Output every entry exactly, from the first line to the last.

═══ Records shown

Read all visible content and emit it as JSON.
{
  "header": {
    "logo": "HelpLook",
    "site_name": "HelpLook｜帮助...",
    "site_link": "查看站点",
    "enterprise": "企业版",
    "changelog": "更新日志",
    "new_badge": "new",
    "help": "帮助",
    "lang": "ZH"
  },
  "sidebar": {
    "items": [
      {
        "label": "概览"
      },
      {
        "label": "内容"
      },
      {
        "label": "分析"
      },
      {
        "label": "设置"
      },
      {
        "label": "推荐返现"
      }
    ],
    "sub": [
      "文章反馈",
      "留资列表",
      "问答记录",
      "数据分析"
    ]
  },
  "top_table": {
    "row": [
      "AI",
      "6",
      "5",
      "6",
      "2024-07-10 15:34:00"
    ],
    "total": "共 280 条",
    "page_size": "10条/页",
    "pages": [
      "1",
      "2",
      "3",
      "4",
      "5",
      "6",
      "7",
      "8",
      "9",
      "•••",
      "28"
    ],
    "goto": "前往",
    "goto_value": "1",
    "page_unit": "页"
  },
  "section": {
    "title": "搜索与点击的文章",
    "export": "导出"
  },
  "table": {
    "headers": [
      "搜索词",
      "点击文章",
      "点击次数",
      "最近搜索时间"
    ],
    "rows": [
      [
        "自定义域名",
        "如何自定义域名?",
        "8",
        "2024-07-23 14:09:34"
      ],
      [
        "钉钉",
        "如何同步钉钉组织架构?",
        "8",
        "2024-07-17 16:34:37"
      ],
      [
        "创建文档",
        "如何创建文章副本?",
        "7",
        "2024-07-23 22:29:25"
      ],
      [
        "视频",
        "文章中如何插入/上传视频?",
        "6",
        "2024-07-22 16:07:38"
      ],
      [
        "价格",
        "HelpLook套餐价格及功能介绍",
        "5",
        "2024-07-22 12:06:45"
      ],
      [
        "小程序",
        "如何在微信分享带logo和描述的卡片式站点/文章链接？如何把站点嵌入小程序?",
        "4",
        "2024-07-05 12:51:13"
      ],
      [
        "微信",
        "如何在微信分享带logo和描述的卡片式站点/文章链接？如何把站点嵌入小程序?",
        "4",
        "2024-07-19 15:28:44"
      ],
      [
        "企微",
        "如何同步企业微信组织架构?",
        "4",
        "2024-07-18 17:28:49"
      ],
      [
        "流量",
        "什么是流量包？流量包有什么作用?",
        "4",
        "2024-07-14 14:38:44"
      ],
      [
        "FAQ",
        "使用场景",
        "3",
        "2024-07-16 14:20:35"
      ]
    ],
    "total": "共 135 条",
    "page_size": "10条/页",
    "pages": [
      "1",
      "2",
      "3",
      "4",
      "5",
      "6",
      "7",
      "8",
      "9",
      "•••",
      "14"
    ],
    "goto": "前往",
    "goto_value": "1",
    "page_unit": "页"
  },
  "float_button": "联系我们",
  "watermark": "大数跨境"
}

══════

— Exercise result —
Read all visible content and emit it as JSON.
{
  "header": {
    "logo": "HelpLook",
    "site_name": "HelpLook｜帮助...",
    "site_link": "查看站点",
    "enterprise": "企业版",
    "changelog": "更新日志",
    "new_badge": "new",
    "help": "帮助",
    "lang": "ZH"
  },
  "sidebar": {
    "items": [
      {
        "label": "概览"
      },
      {
        "label": "内容"
      },
      {
        "label": "分析"
      },
      {
        "label": "设置"
      },
      {
        "label": "推荐返现"
      }
    ],
    "sub": [
      "文章反馈",
      "留资列表",
      "问答记录",
      "数据分析"
    ]
  },
  "top_table": {
    "row": [
      "AI",
      "6",
      "5",
      "6",
      "2024-07-10 15:34:00"
    ],
    "total": "共 280 条",
    "page_size": "10条/页",
    "pages": [
      "1",
      "2",
      "3",
      "4",
      "5",
      "6",
      "7",
      "8",
      "9",
      "•••",
      "28"
    ],
    "goto": "前往",
    "goto_value": "1",
    "page_unit": "页"
  },
  "section": {
    "title": "搜索与点击的文章",
    "export": "导出"
  },
  "table": {
    "headers": [
      "搜索词",
      "点击文章",
      "点击次数",
      "最近搜索时间"
    ],
    "rows": [
      [
        "自定义域名",
        "如何自定义域名?",
        "8",
        "2024-07-23 14:09:34"
      ],
      [
        "钉钉",
        "如何同步钉钉组织架构?",
        "8",
        "2024-07-17 16:34:37"
      ],
      [
        "创建文档",
        "如何创建文章副本?",
        "7",
        "2024-07-23 22:29:25"
      ],
      [
        "视频",
        "文章中如何插入/上传视频?",
        "6",
        "2024-07-22 16:07:38"
      ],
      [
        "价格",
        "HelpLook套餐价格及功能介绍",
        "5",
        "2024-07-22 12:06:45"
      ],
      [
        "小程序",
        "如何在微信分享带logo和描述的卡片式站点/文章链接？如何把站点嵌入小程序?",
        "4",
        "2024-07-05 12:51:13"
      ],
      [
        "微信",
        "如何在微信分享带logo和描述的卡片式站点/文章链接？如何把站点嵌入小程序?",
        "4",
        "2024-07-19 15:28:44"
      ],
      [
        "企微",
        "如何同步企业微信组织架构?",
        "4",
        "2024-07-18 17:28:49"
      ],
      [
        "流量",
        "什么是流量包？流量包有什么作用?",
        "4",
        "2024-07-14 14:38:44"
      ],
      [
        "FAQ",
        "使用场景",
        "3",
        "2024-07-16 14:20:35"
      ]
    ],
    "total": "共 135 条",
    "page_size": "10条/页",
    "pages": [
      "1",
      "2",
      "3",
      "4",
      "5",
      "6",
      "7",
      "8",
      "9",
      "•••",
      "14"
    ],
    "goto": "前往",
    "goto_value": "1",
    "page_unit": "页"
  },
  "float_button": "联系我们",
  "watermark": "大数跨境"
}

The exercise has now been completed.